▶ **Short exercise**
Give the number of lines that include the word "μορφή", and nothing else.

▶ **Supplied data**
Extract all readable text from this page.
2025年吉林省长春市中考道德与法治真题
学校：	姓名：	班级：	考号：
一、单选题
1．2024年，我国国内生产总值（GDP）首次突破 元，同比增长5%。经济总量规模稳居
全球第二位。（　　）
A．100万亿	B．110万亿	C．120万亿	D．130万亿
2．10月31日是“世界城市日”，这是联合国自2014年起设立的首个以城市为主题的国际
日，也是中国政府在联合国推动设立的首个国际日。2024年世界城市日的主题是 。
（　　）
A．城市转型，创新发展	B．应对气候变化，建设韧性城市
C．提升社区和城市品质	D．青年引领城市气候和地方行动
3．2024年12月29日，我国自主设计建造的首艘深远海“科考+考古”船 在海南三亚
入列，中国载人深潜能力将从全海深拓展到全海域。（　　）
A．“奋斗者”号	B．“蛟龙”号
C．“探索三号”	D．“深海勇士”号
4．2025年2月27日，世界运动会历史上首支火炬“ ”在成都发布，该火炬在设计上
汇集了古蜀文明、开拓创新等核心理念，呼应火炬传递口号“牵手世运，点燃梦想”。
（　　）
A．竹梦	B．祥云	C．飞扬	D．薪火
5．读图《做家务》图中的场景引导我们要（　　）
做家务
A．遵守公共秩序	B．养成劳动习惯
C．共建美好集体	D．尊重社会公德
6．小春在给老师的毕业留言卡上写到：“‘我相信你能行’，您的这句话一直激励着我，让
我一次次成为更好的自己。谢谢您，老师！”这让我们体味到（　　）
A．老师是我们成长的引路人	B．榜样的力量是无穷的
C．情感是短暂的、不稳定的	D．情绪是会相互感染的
--
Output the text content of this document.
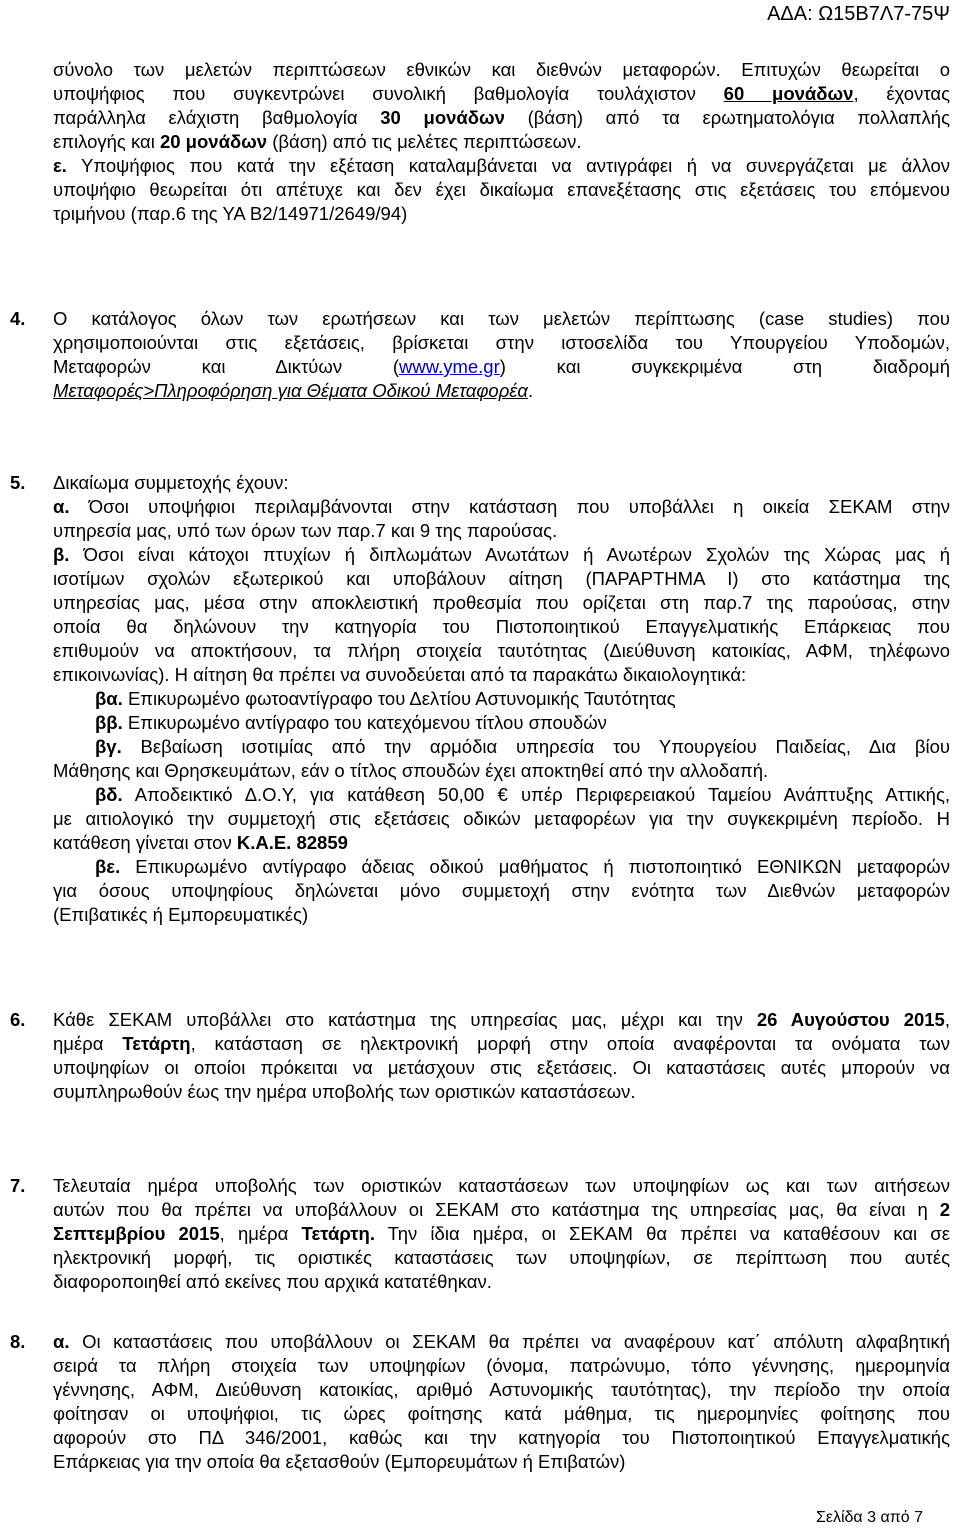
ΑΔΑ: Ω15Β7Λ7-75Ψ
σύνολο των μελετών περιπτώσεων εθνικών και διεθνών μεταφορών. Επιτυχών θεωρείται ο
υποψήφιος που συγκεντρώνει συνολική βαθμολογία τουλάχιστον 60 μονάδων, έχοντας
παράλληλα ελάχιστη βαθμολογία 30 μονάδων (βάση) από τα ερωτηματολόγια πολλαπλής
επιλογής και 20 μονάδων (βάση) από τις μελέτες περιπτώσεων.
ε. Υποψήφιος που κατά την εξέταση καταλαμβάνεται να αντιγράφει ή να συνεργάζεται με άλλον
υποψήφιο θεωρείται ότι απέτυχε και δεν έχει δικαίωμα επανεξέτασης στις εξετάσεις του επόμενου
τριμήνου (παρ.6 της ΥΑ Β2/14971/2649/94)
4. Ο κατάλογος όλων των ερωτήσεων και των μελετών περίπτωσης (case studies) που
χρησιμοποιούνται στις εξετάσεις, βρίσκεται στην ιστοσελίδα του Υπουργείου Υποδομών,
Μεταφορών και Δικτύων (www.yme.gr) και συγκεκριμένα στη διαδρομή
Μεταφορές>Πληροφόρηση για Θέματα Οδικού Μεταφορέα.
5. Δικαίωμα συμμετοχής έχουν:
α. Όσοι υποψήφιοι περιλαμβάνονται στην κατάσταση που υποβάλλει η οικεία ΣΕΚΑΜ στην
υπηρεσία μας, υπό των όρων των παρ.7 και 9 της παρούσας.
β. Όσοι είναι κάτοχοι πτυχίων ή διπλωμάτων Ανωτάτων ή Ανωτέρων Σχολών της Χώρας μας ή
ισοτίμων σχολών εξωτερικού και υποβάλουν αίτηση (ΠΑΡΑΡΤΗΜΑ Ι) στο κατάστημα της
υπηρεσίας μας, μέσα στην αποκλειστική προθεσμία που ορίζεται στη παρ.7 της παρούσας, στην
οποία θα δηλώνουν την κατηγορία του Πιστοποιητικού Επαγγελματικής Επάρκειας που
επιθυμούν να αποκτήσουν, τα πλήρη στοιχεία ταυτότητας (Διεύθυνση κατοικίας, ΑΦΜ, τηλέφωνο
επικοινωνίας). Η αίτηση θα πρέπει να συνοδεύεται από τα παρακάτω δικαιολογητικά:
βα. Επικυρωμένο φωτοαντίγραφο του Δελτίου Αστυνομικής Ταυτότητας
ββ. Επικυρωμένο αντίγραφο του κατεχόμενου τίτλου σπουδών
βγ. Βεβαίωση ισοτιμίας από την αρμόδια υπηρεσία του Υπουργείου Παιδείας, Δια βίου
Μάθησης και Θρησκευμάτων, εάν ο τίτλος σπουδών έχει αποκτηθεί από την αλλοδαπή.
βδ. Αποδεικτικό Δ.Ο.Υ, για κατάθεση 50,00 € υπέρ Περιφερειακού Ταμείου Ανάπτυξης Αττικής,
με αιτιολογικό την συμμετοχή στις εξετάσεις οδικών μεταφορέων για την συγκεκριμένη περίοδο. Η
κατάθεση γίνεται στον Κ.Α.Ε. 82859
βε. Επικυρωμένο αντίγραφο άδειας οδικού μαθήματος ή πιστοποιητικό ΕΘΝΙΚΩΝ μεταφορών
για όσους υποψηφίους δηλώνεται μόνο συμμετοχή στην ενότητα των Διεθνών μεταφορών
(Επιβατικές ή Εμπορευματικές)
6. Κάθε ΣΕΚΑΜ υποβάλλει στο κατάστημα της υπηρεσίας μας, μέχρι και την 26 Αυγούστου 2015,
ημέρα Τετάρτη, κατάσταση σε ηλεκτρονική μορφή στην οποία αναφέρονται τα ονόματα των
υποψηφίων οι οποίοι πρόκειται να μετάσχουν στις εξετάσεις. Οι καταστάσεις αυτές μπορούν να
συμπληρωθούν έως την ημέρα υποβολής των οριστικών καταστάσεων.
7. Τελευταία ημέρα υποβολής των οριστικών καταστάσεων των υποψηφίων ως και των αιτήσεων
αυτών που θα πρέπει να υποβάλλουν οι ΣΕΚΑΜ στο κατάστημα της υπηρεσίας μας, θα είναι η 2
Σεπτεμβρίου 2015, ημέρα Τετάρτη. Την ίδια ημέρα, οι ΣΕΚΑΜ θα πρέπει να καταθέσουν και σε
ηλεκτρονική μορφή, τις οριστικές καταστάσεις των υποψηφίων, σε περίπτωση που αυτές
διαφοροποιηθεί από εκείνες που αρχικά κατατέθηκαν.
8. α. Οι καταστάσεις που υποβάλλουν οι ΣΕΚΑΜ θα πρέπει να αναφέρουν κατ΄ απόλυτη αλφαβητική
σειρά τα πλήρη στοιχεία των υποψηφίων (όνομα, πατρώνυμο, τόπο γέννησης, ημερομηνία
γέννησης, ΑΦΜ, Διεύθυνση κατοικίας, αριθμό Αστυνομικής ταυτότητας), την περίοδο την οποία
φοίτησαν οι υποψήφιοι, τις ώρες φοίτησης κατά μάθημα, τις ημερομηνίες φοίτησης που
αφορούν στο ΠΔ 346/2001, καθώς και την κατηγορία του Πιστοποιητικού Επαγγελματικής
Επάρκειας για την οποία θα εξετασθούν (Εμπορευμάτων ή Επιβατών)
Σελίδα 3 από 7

▶ **Exercise response**
2